#### SUPPLIED MATERIAL

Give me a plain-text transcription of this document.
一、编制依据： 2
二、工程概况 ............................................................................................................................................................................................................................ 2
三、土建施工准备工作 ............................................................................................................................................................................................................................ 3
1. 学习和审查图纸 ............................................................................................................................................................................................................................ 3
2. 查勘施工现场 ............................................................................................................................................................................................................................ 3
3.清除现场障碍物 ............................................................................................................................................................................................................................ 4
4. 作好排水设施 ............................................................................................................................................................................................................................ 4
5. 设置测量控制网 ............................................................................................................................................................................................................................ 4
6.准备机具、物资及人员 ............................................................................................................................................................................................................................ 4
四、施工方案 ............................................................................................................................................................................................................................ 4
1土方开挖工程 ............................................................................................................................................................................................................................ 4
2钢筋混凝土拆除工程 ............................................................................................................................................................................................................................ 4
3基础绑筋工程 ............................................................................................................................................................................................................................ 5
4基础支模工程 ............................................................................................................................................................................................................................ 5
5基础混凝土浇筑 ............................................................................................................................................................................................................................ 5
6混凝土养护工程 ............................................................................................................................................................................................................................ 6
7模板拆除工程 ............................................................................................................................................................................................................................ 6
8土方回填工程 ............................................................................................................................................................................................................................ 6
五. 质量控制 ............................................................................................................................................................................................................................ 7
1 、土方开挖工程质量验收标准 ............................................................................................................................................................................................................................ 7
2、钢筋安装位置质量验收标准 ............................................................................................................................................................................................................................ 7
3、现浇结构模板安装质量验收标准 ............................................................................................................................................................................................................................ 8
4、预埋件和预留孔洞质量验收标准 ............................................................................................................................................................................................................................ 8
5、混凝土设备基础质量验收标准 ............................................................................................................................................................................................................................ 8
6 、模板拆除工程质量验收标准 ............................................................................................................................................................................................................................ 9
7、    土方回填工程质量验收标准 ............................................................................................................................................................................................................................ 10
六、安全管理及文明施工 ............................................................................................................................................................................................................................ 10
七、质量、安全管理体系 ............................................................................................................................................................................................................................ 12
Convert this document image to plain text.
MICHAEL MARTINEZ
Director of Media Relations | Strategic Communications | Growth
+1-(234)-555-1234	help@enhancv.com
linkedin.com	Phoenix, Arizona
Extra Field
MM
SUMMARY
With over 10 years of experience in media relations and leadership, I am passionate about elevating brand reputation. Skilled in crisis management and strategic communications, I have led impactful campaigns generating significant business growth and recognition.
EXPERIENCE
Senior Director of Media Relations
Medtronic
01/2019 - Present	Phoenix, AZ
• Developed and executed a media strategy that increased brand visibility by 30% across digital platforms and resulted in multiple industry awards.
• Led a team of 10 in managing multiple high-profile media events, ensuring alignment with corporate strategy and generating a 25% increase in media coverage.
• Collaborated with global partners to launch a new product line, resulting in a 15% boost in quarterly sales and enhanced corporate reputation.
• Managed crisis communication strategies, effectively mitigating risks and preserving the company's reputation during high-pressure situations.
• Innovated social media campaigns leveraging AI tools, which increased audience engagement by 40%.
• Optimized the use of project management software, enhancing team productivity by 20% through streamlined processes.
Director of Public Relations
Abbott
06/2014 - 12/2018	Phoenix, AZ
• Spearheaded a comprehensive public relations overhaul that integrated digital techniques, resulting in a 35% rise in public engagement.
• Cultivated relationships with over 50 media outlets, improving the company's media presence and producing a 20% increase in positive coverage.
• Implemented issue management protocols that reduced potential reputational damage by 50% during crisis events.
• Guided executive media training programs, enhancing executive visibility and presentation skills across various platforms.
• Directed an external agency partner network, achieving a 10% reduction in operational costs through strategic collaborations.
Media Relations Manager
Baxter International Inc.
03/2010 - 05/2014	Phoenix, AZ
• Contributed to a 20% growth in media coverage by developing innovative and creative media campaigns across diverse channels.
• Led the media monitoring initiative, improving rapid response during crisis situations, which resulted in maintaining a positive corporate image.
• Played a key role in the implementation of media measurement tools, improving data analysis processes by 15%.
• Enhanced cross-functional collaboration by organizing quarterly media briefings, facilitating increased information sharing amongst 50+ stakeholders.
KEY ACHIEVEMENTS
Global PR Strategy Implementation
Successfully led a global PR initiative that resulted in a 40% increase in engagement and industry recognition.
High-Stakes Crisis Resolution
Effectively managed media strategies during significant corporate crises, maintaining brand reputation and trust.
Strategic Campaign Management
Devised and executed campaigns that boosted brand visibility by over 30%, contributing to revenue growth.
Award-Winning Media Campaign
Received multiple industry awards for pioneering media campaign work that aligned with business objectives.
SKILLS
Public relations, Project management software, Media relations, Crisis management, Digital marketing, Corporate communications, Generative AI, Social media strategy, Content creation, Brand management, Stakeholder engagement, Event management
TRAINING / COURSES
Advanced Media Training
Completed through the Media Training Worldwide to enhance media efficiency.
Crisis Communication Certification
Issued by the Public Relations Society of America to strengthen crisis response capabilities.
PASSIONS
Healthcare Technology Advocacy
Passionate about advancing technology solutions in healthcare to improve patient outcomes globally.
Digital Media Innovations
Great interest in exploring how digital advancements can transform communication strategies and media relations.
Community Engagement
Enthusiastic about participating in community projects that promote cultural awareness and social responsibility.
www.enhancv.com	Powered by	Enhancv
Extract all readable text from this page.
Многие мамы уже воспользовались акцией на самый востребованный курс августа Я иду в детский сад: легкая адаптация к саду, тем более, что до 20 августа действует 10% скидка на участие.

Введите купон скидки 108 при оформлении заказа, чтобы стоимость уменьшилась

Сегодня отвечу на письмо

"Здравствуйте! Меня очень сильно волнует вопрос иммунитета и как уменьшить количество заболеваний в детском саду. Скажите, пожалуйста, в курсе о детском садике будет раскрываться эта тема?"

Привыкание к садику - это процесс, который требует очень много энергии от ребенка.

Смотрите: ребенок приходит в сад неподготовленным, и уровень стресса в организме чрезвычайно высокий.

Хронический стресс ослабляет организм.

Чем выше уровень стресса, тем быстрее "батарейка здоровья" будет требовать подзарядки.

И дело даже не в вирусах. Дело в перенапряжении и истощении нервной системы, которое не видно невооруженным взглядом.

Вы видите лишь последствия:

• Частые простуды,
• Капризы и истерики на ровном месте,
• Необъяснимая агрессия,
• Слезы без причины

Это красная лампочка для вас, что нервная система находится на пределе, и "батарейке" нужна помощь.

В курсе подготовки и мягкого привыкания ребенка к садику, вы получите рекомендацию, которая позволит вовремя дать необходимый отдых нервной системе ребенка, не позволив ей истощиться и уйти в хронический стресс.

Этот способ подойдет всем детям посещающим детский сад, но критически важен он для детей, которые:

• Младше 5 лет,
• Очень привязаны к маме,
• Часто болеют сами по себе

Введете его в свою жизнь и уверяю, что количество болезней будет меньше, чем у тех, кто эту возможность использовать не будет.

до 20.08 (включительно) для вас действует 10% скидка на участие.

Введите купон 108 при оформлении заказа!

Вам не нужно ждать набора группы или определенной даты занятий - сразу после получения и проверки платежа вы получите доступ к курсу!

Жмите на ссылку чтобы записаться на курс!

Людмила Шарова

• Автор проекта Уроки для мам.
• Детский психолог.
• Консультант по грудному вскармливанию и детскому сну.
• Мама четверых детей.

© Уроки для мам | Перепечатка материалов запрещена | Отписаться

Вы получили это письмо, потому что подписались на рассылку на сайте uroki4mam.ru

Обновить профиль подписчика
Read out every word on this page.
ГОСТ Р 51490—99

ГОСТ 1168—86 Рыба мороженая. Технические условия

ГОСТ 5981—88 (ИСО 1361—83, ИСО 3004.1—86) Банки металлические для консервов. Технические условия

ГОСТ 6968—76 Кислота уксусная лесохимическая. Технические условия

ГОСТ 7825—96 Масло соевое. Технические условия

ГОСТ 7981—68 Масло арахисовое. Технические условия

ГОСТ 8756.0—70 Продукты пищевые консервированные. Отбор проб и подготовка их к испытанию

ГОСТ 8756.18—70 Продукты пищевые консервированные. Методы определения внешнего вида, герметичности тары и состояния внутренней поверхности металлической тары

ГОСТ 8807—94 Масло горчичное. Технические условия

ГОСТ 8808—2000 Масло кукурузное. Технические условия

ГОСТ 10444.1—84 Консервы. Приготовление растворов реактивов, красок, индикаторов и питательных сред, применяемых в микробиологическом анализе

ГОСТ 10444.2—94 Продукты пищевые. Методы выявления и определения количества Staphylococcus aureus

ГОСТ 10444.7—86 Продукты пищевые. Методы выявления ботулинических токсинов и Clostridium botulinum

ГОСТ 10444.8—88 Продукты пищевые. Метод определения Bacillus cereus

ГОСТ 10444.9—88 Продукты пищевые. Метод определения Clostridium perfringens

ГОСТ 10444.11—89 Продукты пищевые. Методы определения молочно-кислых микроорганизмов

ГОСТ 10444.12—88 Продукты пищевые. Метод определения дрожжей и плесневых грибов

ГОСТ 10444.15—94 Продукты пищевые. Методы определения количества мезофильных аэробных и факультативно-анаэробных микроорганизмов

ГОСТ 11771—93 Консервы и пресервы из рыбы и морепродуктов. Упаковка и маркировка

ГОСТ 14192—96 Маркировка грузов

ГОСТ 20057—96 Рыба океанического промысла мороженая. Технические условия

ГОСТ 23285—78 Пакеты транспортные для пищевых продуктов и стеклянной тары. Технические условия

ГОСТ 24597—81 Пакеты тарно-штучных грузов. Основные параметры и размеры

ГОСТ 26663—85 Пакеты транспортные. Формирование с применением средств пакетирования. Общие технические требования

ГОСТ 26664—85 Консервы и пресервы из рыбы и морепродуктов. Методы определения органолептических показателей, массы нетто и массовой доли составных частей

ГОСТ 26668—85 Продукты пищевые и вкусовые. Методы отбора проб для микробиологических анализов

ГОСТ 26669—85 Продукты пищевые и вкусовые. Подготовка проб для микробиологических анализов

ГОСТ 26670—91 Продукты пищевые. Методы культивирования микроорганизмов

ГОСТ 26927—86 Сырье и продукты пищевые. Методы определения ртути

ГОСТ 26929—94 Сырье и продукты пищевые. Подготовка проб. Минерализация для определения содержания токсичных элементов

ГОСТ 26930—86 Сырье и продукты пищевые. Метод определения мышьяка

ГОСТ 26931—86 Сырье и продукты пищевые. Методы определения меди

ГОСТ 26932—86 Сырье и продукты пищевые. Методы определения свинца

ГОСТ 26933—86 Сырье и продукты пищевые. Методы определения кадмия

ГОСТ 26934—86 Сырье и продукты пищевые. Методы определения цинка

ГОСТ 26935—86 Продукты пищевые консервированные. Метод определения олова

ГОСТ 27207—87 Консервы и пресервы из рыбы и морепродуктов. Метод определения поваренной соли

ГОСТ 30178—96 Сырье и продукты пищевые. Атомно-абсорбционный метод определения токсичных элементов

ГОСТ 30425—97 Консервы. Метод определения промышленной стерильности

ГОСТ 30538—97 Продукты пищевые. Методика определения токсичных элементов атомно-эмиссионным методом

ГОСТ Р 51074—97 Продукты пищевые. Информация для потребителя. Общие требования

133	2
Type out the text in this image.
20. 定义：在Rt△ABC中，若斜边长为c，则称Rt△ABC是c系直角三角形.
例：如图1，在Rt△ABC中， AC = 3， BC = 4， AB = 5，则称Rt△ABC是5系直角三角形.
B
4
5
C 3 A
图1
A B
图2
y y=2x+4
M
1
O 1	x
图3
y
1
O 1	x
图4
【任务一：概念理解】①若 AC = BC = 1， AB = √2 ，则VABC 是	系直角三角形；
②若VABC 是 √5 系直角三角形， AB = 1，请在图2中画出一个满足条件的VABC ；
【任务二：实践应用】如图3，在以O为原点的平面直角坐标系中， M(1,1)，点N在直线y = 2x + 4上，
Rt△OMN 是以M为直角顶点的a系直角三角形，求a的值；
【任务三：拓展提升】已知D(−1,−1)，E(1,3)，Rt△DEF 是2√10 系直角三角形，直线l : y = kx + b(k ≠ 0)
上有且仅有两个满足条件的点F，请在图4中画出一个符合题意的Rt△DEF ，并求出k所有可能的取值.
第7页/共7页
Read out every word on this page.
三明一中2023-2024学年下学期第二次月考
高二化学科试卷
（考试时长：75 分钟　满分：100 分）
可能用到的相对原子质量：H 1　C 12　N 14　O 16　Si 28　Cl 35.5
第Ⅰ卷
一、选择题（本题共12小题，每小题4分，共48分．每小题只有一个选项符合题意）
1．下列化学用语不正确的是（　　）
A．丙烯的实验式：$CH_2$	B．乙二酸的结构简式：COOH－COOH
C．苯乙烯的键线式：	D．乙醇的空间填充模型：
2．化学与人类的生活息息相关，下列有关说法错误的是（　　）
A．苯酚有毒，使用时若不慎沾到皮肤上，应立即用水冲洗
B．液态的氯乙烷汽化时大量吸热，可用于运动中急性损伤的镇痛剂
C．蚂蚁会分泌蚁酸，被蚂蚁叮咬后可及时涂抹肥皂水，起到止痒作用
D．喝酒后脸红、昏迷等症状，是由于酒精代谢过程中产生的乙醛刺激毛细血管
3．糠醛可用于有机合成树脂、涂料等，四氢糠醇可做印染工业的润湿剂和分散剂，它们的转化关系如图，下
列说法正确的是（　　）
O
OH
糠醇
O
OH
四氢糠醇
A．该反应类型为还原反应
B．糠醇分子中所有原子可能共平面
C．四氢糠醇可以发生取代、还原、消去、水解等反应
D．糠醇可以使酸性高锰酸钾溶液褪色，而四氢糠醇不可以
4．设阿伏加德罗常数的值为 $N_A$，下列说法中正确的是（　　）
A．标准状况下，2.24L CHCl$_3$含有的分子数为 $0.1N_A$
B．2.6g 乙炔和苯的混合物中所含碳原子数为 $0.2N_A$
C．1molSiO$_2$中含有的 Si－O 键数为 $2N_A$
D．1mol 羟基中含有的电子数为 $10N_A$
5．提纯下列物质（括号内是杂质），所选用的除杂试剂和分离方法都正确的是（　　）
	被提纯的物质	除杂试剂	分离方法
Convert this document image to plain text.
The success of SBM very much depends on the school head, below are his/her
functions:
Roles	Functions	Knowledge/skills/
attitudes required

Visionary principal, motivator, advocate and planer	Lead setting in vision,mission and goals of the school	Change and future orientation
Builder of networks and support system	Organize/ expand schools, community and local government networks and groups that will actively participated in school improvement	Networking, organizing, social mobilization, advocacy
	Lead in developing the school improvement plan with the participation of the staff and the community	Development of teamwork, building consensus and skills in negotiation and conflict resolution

########

WHAT YOU HAVE TO DO: Which lines in the listing above hold the word "organizing"? Show each of them.

SOLVED PROBLEM:
• Enhanced cross-functional collaboration by organizing quarterly media briefings, facilitating increased information sharing amongst 50+ stakeholders.
Builder of networks and support system	Organize/ expand schools, community and local government networks and groups that will actively participated in school improvement	Networking, organizing, social mobilization, advocacy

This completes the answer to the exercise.